[Extracted data entries]
__________

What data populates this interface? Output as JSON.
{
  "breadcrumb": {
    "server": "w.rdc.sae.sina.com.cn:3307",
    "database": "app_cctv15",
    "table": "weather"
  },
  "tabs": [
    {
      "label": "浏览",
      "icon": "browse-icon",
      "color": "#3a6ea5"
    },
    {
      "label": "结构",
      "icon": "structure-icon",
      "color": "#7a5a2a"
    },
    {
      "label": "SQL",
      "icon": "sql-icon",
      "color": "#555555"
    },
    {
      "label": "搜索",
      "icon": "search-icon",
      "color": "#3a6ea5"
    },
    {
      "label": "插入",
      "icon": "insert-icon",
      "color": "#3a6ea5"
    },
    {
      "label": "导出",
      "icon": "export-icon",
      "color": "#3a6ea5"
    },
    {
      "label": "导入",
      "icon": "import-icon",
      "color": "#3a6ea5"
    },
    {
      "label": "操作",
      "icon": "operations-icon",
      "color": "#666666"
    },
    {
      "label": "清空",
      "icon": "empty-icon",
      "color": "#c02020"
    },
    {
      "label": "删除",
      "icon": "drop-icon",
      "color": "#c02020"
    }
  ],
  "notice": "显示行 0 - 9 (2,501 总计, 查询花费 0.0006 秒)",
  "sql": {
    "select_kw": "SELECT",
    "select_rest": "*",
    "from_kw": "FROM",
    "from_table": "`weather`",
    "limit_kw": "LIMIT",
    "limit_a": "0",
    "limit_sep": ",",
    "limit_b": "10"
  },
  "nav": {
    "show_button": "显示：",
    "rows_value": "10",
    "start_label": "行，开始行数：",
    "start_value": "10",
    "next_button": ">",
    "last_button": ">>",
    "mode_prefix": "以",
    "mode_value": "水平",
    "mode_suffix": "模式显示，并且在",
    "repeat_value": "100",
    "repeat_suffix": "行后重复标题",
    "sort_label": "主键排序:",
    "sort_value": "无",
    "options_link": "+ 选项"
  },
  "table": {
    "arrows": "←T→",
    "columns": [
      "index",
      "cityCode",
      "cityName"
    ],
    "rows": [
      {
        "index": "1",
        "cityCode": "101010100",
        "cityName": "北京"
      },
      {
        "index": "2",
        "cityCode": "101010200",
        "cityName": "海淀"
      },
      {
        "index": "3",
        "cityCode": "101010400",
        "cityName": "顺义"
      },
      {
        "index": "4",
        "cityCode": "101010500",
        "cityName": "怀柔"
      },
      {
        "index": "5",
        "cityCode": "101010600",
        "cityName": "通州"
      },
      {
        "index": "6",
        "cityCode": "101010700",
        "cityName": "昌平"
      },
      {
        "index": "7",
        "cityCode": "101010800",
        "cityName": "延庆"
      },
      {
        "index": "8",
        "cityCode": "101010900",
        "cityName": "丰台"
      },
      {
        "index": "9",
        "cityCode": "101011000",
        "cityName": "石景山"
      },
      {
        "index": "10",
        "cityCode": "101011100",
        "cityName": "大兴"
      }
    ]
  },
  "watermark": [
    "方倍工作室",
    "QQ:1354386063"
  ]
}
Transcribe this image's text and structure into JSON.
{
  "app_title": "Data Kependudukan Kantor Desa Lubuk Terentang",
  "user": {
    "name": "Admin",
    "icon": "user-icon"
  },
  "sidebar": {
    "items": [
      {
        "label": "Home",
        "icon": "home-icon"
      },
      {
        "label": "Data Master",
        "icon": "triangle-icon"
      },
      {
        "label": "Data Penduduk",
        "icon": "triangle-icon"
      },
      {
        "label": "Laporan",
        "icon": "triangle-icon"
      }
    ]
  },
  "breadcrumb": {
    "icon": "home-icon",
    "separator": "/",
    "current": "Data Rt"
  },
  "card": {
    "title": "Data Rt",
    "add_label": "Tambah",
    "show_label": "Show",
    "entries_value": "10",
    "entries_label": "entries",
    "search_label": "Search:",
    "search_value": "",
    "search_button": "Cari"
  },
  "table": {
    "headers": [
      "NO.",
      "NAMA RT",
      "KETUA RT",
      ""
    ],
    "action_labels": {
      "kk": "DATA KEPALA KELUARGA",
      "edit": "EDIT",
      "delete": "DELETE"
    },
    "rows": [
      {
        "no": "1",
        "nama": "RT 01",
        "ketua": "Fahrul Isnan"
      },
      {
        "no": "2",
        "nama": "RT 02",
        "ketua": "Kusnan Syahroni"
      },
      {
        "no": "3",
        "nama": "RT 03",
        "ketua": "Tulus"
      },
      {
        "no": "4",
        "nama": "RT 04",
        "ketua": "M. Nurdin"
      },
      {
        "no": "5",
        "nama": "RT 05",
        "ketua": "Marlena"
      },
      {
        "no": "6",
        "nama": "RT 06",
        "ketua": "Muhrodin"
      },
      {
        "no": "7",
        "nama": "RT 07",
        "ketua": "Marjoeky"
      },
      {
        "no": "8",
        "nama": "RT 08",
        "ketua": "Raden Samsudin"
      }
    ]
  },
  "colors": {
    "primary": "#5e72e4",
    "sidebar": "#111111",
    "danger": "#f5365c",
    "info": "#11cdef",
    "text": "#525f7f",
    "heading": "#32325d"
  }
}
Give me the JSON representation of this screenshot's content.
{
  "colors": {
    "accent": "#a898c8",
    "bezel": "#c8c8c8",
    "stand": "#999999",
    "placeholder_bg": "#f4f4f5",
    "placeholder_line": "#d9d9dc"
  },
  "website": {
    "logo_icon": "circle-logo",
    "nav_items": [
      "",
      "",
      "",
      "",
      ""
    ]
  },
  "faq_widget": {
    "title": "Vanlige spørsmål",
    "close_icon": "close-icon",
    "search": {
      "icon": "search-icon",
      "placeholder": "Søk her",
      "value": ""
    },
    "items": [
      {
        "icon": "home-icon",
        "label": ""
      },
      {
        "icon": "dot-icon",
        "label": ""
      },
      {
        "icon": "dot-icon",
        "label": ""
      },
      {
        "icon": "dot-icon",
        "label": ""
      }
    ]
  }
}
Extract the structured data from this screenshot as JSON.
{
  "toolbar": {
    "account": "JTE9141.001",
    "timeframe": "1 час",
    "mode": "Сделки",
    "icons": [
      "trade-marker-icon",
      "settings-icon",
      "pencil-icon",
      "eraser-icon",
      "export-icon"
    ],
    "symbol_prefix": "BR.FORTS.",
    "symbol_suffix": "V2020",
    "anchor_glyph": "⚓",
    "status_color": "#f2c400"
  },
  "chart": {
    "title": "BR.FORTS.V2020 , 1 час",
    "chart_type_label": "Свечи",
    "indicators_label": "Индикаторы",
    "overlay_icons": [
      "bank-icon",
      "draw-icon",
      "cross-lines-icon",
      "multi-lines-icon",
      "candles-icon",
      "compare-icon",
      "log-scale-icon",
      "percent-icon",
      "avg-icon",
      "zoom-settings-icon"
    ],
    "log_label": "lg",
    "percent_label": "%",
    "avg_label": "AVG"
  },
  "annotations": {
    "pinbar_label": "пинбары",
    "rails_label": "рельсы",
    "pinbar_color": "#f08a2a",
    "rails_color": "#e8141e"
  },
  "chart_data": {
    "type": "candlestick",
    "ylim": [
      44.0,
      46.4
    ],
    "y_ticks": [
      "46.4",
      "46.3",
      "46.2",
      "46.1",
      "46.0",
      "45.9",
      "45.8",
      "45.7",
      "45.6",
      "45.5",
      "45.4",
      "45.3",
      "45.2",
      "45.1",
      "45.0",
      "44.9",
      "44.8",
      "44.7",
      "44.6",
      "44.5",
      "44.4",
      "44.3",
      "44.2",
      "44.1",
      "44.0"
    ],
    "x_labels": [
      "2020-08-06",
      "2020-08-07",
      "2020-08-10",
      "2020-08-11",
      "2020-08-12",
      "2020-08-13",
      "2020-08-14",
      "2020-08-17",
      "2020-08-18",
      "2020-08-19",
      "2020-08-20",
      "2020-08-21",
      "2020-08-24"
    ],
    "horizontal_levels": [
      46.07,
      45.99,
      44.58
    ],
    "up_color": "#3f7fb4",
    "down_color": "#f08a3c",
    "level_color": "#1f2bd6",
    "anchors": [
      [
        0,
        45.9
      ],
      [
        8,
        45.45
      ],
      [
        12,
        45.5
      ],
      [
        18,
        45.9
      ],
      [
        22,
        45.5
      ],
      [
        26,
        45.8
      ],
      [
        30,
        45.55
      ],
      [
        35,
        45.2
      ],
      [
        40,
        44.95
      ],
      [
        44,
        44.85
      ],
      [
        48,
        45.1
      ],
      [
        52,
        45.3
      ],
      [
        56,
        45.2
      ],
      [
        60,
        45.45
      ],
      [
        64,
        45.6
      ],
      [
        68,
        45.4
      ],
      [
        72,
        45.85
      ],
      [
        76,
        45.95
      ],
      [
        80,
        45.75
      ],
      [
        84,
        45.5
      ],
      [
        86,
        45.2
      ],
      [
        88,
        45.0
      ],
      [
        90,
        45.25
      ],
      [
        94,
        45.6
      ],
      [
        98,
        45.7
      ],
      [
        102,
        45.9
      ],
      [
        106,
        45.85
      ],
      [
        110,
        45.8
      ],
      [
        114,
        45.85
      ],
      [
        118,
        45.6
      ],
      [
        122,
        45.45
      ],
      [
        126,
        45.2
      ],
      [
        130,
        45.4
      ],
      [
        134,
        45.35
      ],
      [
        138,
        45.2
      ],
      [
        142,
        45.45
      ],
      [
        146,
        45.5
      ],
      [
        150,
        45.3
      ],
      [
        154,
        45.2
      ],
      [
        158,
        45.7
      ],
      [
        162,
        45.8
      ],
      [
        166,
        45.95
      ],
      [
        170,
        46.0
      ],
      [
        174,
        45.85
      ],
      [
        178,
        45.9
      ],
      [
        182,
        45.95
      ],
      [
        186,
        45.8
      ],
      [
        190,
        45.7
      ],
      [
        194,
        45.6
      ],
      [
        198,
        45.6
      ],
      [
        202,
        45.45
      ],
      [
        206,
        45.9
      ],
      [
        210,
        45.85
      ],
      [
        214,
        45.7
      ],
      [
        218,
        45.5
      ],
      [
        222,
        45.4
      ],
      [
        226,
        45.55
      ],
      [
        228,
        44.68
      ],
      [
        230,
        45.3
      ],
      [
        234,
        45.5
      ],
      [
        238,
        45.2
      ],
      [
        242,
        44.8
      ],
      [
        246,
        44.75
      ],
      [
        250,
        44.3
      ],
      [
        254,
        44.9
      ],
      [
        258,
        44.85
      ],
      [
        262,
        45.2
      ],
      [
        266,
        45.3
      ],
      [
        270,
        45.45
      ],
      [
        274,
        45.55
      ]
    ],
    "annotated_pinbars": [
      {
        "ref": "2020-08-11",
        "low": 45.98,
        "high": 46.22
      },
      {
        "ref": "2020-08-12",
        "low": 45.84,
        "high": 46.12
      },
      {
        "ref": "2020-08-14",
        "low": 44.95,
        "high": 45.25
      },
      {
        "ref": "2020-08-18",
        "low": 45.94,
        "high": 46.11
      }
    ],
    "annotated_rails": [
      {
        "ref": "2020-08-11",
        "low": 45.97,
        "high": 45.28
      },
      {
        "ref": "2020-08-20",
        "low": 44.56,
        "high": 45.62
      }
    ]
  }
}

__________

- _Problem statement_: Pull every line containing "JSON" out of the records.

- _Final result_:
What data populates this interface? Output as JSON.
Transcribe this image's text and structure into JSON.
Give me the JSON representation of this screenshot's content.
Extract the structured data from this screenshot as JSON.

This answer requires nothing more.